--- START SUPPLIED ENTRIES ---
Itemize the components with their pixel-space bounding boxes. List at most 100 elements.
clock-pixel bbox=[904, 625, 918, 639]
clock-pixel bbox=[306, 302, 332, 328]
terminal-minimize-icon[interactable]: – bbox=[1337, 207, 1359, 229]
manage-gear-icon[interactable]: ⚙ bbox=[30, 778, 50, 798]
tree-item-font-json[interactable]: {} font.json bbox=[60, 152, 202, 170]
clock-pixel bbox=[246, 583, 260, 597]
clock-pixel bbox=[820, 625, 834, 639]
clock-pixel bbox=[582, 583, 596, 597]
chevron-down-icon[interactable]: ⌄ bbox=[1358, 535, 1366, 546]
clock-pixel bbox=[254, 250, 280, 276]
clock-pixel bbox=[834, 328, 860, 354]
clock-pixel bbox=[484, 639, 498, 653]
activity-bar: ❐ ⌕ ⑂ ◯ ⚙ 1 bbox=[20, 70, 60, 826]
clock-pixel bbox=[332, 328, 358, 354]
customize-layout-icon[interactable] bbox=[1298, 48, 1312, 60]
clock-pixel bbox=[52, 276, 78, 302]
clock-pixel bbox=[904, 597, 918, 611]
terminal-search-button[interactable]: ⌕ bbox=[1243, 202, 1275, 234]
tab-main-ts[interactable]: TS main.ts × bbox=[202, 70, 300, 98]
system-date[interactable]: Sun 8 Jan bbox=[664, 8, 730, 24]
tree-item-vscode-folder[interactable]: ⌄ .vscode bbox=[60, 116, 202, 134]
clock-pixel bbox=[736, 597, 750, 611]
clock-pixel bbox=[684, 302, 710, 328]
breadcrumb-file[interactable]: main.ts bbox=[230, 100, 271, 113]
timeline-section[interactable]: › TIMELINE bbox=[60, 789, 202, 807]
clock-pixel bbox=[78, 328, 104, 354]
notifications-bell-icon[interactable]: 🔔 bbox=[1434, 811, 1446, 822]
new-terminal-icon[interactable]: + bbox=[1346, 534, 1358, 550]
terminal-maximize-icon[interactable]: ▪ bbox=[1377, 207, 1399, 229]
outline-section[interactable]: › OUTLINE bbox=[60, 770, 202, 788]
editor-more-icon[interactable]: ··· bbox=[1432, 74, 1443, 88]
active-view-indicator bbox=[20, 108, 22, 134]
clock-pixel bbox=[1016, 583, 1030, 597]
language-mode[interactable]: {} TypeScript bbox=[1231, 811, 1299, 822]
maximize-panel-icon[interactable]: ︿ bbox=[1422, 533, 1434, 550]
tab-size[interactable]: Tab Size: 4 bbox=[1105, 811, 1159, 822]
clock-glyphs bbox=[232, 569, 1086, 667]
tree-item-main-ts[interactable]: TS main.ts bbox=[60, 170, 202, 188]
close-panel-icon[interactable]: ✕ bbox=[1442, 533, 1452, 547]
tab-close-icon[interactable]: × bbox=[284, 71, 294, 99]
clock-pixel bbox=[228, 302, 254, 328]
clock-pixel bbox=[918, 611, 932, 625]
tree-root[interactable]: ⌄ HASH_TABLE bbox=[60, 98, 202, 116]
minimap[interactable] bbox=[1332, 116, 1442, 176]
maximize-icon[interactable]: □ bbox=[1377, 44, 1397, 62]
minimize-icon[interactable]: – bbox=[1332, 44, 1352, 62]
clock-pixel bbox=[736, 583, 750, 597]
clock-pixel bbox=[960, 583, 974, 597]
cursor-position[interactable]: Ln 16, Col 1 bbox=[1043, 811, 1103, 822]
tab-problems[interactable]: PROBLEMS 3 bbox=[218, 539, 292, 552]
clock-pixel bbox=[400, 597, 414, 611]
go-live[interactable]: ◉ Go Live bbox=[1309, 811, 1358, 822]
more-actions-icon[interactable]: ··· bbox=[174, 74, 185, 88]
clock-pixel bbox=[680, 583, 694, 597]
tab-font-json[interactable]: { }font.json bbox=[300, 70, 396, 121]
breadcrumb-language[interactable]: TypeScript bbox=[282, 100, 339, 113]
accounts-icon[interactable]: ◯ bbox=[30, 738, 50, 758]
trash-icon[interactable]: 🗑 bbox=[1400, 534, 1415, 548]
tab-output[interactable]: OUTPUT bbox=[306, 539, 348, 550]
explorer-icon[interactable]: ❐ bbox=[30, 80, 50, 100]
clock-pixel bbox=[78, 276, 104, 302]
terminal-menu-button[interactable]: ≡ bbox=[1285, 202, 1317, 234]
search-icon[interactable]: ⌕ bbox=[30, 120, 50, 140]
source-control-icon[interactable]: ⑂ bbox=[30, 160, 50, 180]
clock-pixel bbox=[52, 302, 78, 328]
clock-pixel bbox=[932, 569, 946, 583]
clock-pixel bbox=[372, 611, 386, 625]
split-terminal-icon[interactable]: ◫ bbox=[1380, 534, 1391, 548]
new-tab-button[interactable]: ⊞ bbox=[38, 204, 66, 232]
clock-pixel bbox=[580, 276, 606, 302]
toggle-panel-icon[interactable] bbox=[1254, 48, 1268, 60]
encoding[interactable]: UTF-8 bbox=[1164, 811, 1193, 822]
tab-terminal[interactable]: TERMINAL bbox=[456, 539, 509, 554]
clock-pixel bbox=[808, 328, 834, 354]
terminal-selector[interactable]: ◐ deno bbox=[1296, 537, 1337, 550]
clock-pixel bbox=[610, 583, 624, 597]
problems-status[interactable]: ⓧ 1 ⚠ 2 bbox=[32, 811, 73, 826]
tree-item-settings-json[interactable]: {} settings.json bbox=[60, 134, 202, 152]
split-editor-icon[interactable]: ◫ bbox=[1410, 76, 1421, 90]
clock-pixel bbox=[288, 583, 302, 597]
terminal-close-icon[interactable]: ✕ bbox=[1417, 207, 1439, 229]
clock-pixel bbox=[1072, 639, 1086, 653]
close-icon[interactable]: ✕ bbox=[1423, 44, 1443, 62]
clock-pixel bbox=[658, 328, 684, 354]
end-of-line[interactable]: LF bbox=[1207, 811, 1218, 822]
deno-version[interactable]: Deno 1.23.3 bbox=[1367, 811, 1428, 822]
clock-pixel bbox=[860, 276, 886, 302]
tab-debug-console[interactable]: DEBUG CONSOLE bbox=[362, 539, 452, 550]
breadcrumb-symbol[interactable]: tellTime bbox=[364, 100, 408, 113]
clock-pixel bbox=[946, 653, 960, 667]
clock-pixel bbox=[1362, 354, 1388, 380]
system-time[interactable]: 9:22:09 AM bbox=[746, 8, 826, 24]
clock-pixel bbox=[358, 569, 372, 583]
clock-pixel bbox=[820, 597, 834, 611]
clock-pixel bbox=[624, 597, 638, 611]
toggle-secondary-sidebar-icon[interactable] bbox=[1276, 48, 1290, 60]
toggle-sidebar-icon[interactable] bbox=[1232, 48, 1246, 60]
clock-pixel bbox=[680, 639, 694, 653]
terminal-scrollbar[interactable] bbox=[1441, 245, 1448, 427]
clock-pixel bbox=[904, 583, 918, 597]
--- END SUPPLIED ENTRIES ---
▸ REQUIREMENT
Rewrite the lines above as a JSON list of strings, one string per line, omitting blank lines.

▸ IN RESPONSE
[
  "Itemize the components with their pixel-space bounding boxes. List at most 100 elements.",
  "clock-pixel bbox=[904, 625, 918, 639]",
  "clock-pixel bbox=[306, 302, 332, 328]",
  "terminal-minimize-icon[interactable]: – bbox=[1337, 207, 1359, 229]",
  "manage-gear-icon[interactable]: ⚙ bbox=[30, 778, 50, 798]",
  "tree-item-font-json[interactable]: {} font.json bbox=[60, 152, 202, 170]",
  "clock-pixel bbox=[246, 583, 260, 597]",
  "clock-pixel bbox=[820, 625, 834, 639]",
  "clock-pixel bbox=[582, 583, 596, 597]",
  "chevron-down-icon[interactable]: ⌄ bbox=[1358, 535, 1366, 546]",
  "clock-pixel bbox=[254, 250, 280, 276]",
  "clock-pixel bbox=[834, 328, 860, 354]",
  "clock-pixel bbox=[484, 639, 498, 653]",
  "activity-bar: ❐ ⌕ ⑂ ◯ ⚙ 1 bbox=[20, 70, 60, 826]",
  "clock-pixel bbox=[332, 328, 358, 354]",
  "customize-layout-icon[interactable] bbox=[1298, 48, 1312, 60]",
  "clock-pixel bbox=[52, 276, 78, 302]",
  "clock-pixel bbox=[904, 597, 918, 611]",
  "terminal-search-button[interactable]: ⌕ bbox=[1243, 202, 1275, 234]",
  "tab-main-ts[interactable]: TS main.ts × bbox=[202, 70, 300, 98]",
  "system-date[interactable]: Sun 8 Jan bbox=[664, 8, 730, 24]",
  "tree-item-vscode-folder[interactable]: ⌄ .vscode bbox=[60, 116, 202, 134]",
  "clock-pixel bbox=[736, 597, 750, 611]",
  "clock-pixel bbox=[684, 302, 710, 328]",
  "breadcrumb-file[interactable]: main.ts bbox=[230, 100, 271, 113]",
  "timeline-section[interactable]: › TIMELINE bbox=[60, 789, 202, 807]",
  "clock-pixel bbox=[78, 328, 104, 354]",
  "notifications-bell-icon[interactable]: 🔔 bbox=[1434, 811, 1446, 822]",
  "new-terminal-icon[interactable]: + bbox=[1346, 534, 1358, 550]",
  "terminal-maximize-icon[interactable]: ▪ bbox=[1377, 207, 1399, 229]",
  "outline-section[interactable]: › OUTLINE bbox=[60, 770, 202, 788]",
  "editor-more-icon[interactable]: ··· bbox=[1432, 74, 1443, 88]",
  "active-view-indicator bbox=[20, 108, 22, 134]",
  "clock-pixel bbox=[1016, 583, 1030, 597]",
  "language-mode[interactable]: {} TypeScript bbox=[1231, 811, 1299, 822]",
  "maximize-panel-icon[interactable]: ︿ bbox=[1422, 533, 1434, 550]",
  "tab-size[interactable]: Tab Size: 4 bbox=[1105, 811, 1159, 822]",
  "clock-glyphs bbox=[232, 569, 1086, 667]",
  "tree-item-main-ts[interactable]: TS main.ts bbox=[60, 170, 202, 188]",
  "close-panel-icon[interactable]: ✕ bbox=[1442, 533, 1452, 547]",
  "tab-close-icon[interactable]: × bbox=[284, 71, 294, 99]",
  "clock-pixel bbox=[228, 302, 254, 328]",
  "clock-pixel bbox=[918, 611, 932, 625]",
  "tree-root[interactable]: ⌄ HASH_TABLE bbox=[60, 98, 202, 116]",
  "minimap[interactable] bbox=[1332, 116, 1442, 176]",
  "maximize-icon[interactable]: □ bbox=[1377, 44, 1397, 62]",
  "minimize-icon[interactable]: – bbox=[1332, 44, 1352, 62]",
  "clock-pixel bbox=[736, 583, 750, 597]",
  "clock-pixel bbox=[960, 583, 974, 597]",
  "cursor-position[interactable]: Ln 16, Col 1 bbox=[1043, 811, 1103, 822]",
  "tab-problems[interactable]: PROBLEMS 3 bbox=[218, 539, 292, 552]",
  "clock-pixel bbox=[400, 597, 414, 611]",
  "go-live[interactable]: ◉ Go Live bbox=[1309, 811, 1358, 822]",
  "more-actions-icon[interactable]: ··· bbox=[174, 74, 185, 88]",
  "clock-pixel bbox=[680, 583, 694, 597]",
  "tab-font-json[interactable]: { }font.json bbox=[300, 70, 396, 121]",
  "breadcrumb-language[interactable]: TypeScript bbox=[282, 100, 339, 113]",
  "accounts-icon[interactable]: ◯ bbox=[30, 738, 50, 758]",
  "trash-icon[interactable]: 🗑 bbox=[1400, 534, 1415, 548]",
  "tab-output[interactable]: OUTPUT bbox=[306, 539, 348, 550]",
  "explorer-icon[interactable]: ❐ bbox=[30, 80, 50, 100]",
  "clock-pixel bbox=[78, 276, 104, 302]",
  "terminal-menu-button[interactable]: ≡ bbox=[1285, 202, 1317, 234]",
  "search-icon[interactable]: ⌕ bbox=[30, 120, 50, 140]",
  "source-control-icon[interactable]: ⑂ bbox=[30, 160, 50, 180]",
  "clock-pixel bbox=[52, 302, 78, 328]",
  "clock-pixel bbox=[932, 569, 946, 583]",
  "clock-pixel bbox=[372, 611, 386, 625]",
  "split-terminal-icon[interactable]: ◫ bbox=[1380, 534, 1391, 548]",
  "new-tab-button[interactable]: ⊞ bbox=[38, 204, 66, 232]",
  "clock-pixel bbox=[580, 276, 606, 302]",
  "toggle-panel-icon[interactable] bbox=[1254, 48, 1268, 60]",
  "encoding[interactable]: UTF-8 bbox=[1164, 811, 1193, 822]",
  "tab-terminal[interactable]: TERMINAL bbox=[456, 539, 509, 554]",
  "clock-pixel bbox=[808, 328, 834, 354]",
  "terminal-selector[interactable]: ◐ deno bbox=[1296, 537, 1337, 550]",
  "clock-pixel bbox=[610, 583, 624, 597]",
  "problems-status[interactable]: ⓧ 1 ⚠ 2 bbox=[32, 811, 73, 826]",
  "tree-item-settings-json[interactable]: {} settings.json bbox=[60, 134, 202, 152]",
  "split-editor-icon[interactable]: ◫ bbox=[1410, 76, 1421, 90]",
  "clock-pixel bbox=[288, 583, 302, 597]",
  "terminal-close-icon[interactable]: ✕ bbox=[1417, 207, 1439, 229]",
  "clock-pixel bbox=[1072, 639, 1086, 653]",
  "close-icon[interactable]: ✕ bbox=[1423, 44, 1443, 62]",
  "clock-pixel bbox=[658, 328, 684, 354]",
  "end-of-line[interactable]: LF bbox=[1207, 811, 1218, 822]",
  "deno-version[interactable]: Deno 1.23.3 bbox=[1367, 811, 1428, 822]",
  "clock-pixel bbox=[860, 276, 886, 302]",
  "tab-debug-console[interactable]: DEBUG CONSOLE bbox=[362, 539, 452, 550]",
  "breadcrumb-symbol[interactable]: tellTime bbox=[364, 100, 408, 113]",
  "clock-pixel bbox=[946, 653, 960, 667]",
  "clock-pixel bbox=[1362, 354, 1388, 380]",
  "system-time[interactable]: 9:22:09 AM bbox=[746, 8, 826, 24]",
  "clock-pixel bbox=[358, 569, 372, 583]",
  "clock-pixel bbox=[820, 597, 834, 611]",
  "clock-pixel bbox=[624, 597, 638, 611]",
  "toggle-secondary-sidebar-icon[interactable] bbox=[1276, 48, 1290, 60]",
  "toggle-sidebar-icon[interactable] bbox=[1232, 48, 1246, 60]",
  "clock-pixel bbox=[680, 639, 694, 653]",
  "terminal-scrollbar[interactable] bbox=[1441, 245, 1448, 427]",
  "clock-pixel bbox=[904, 583, 918, 597]"
]